### Exercise aim
For this exercise, repeat all of the material verbatim apart from its images.

____ Provided entries

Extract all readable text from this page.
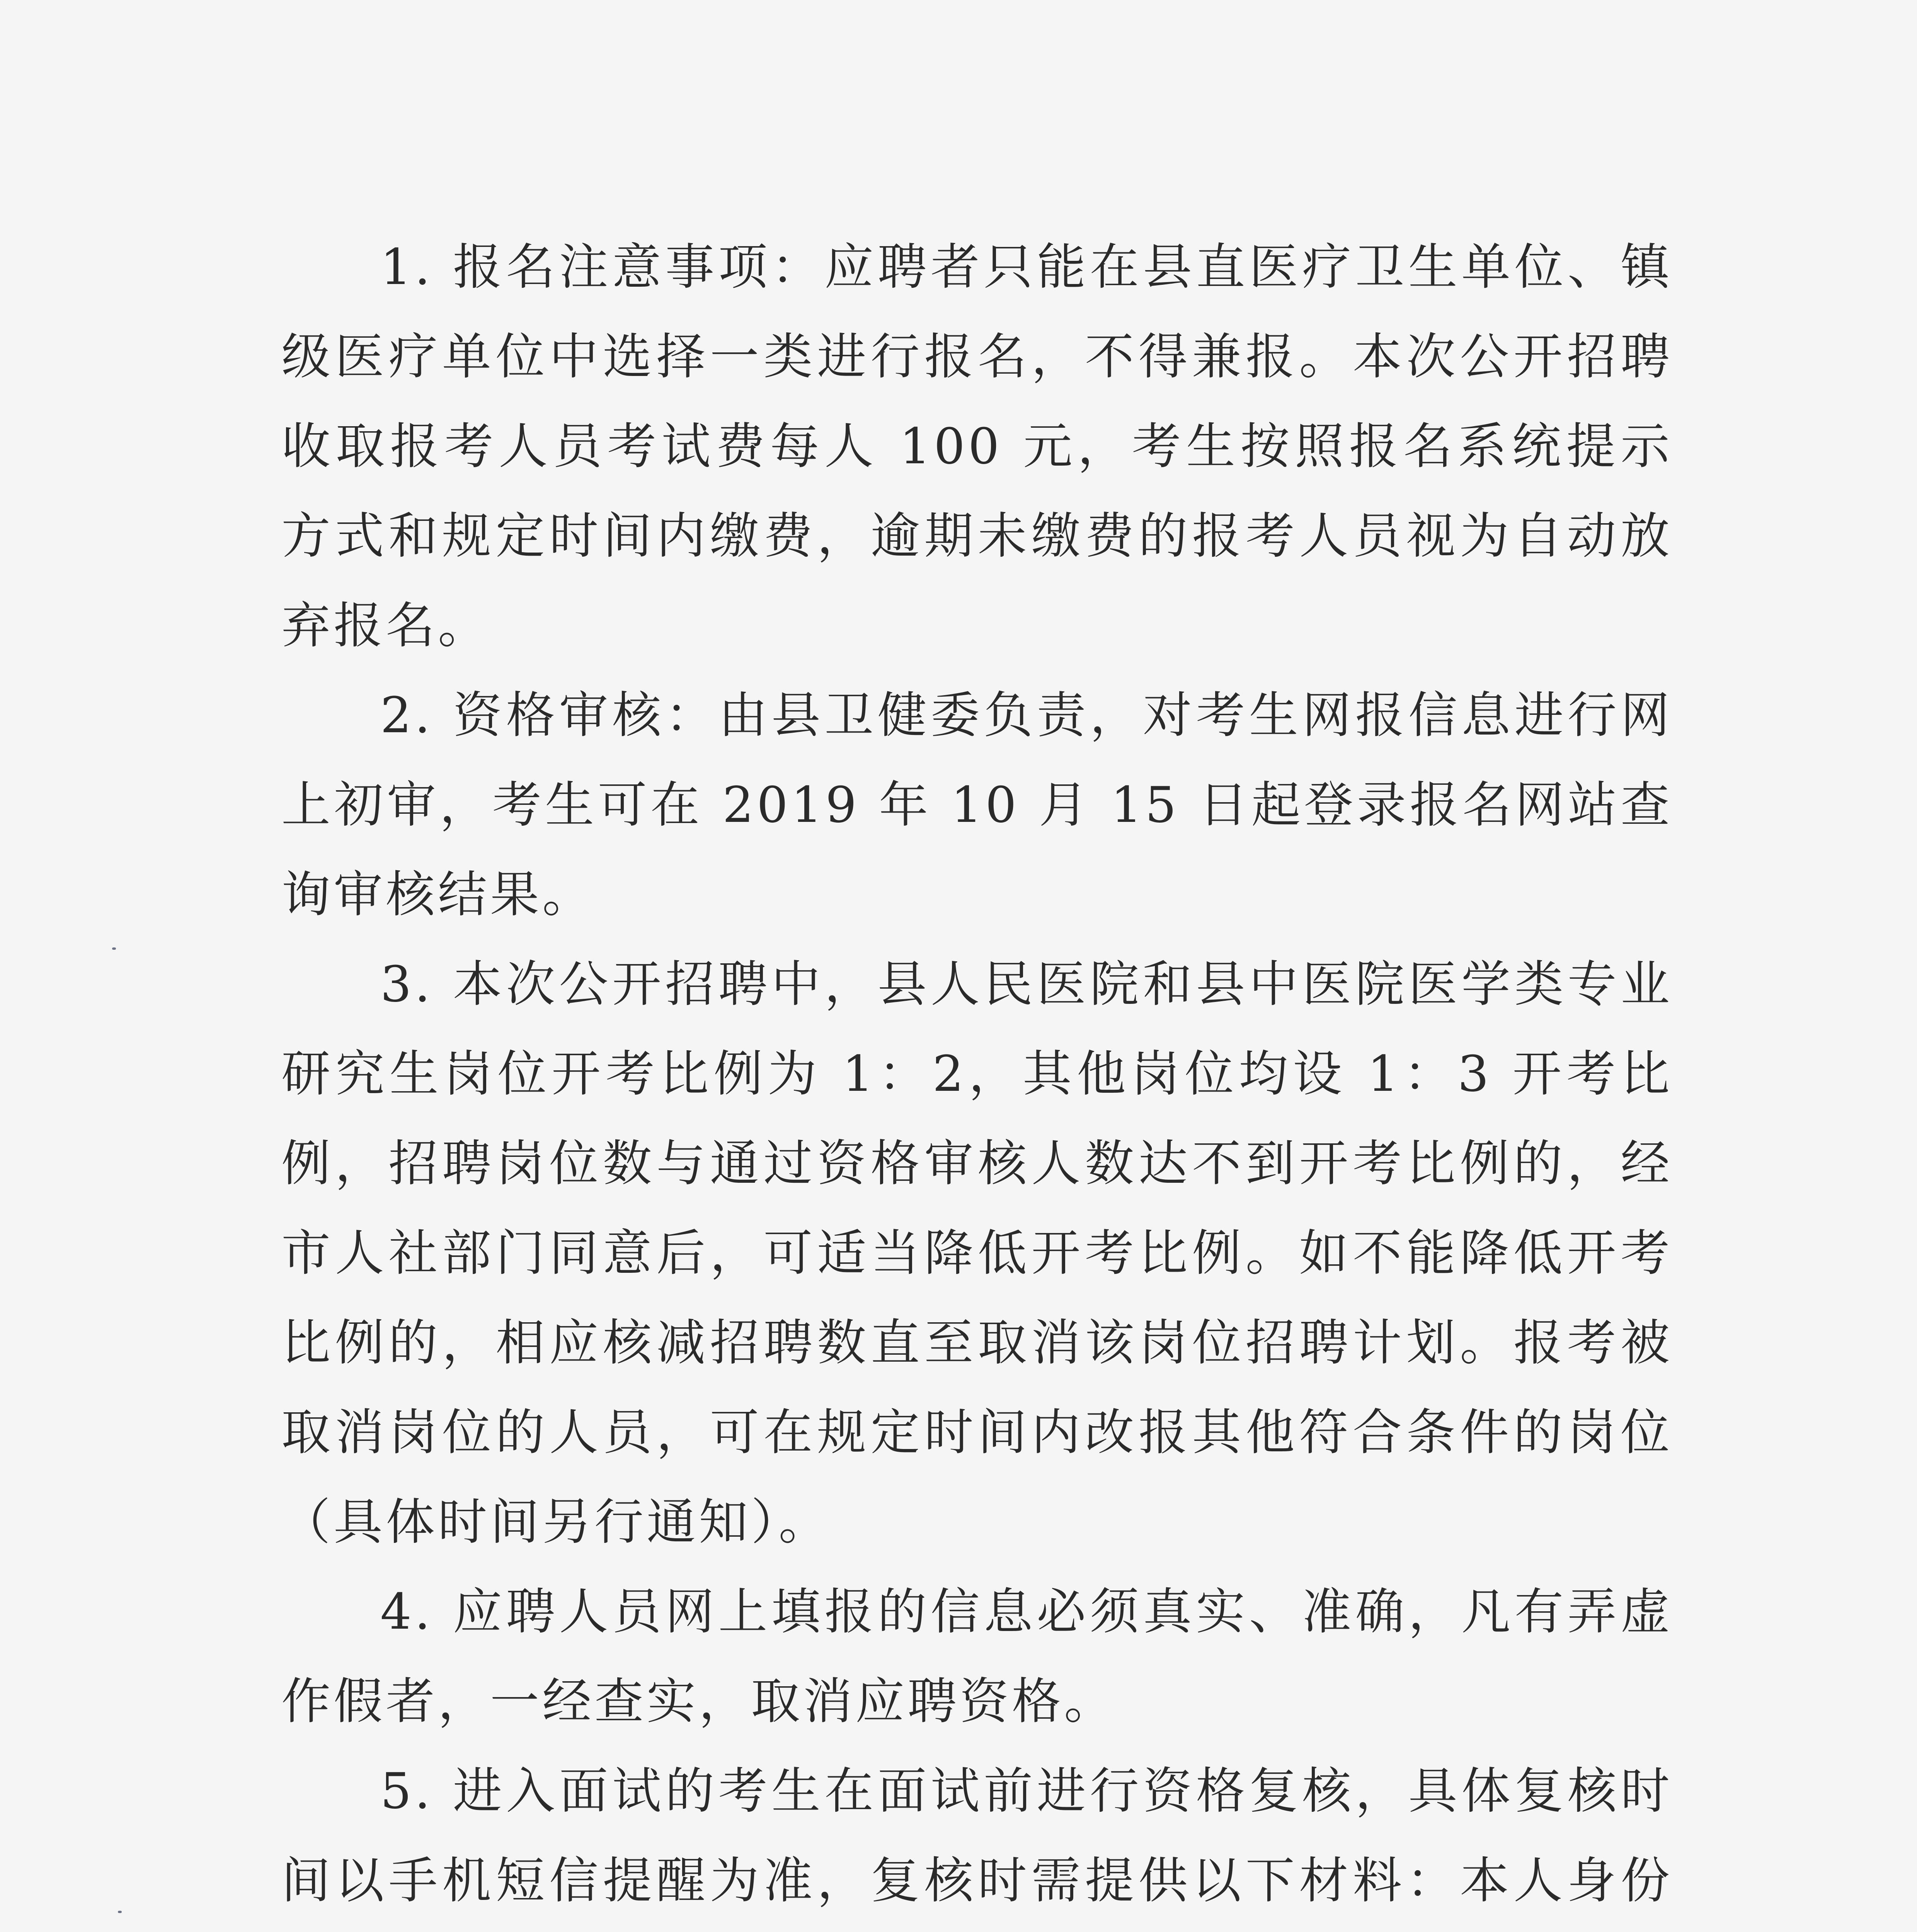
1. 报名注意事项：应聘者只能在县直医疗卫生单位、镇级医疗单位中选择一类进行报名，不得兼报。本次公开招聘收取报考人员考试费每人 100 元，考生按照报名系统提示方式和规定时间内缴费，逾期未缴费的报考人员视为自动放弃报名。

2. 资格审核：由县卫健委负责，对考生网报信息进行网上初审，考生可在 2019 年 10 月 15 日起登录报名网站查询审核结果。

3. 本次公开招聘中，县人民医院和县中医院医学类专业研究生岗位开考比例为 1：2，其他岗位均设 1：3 开考比例，招聘岗位数与通过资格审核人数达不到开考比例的，经市人社部门同意后，可适当降低开考比例。如不能降低开考比例的，相应核减招聘数直至取消该岗位招聘计划。报考被取消岗位的人员，可在规定时间内改报其他符合条件的岗位（具体时间另行通知）。

4. 应聘人员网上填报的信息必须真实、准确，凡有弄虚作假者，一经查实，取消应聘资格。

5. 进入面试的考生在面试前进行资格复核，具体复核时间以手机短信提醒为准，复核时需提供以下材料：本人身份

________

### Solution for this problem
Extract all readable text from this page.
1. 报名注意事项：应聘者只能在县直医疗卫生单位、镇级医疗单位中选择一类进行报名，不得兼报。本次公开招聘收取报考人员考试费每人 100 元，考生按照报名系统提示方式和规定时间内缴费，逾期未缴费的报考人员视为自动放弃报名。

2. 资格审核：由县卫健委负责，对考生网报信息进行网上初审，考生可在 2019 年 10 月 15 日起登录报名网站查询审核结果。

3. 本次公开招聘中，县人民医院和县中医院医学类专业研究生岗位开考比例为 1：2，其他岗位均设 1：3 开考比例，招聘岗位数与通过资格审核人数达不到开考比例的，经市人社部门同意后，可适当降低开考比例。如不能降低开考比例的，相应核减招聘数直至取消该岗位招聘计划。报考被取消岗位的人员，可在规定时间内改报其他符合条件的岗位（具体时间另行通知）。

4. 应聘人员网上填报的信息必须真实、准确，凡有弄虚作假者，一经查实，取消应聘资格。

5. 进入面试的考生在面试前进行资格复核，具体复核时间以手机短信提醒为准，复核时需提供以下材料：本人身份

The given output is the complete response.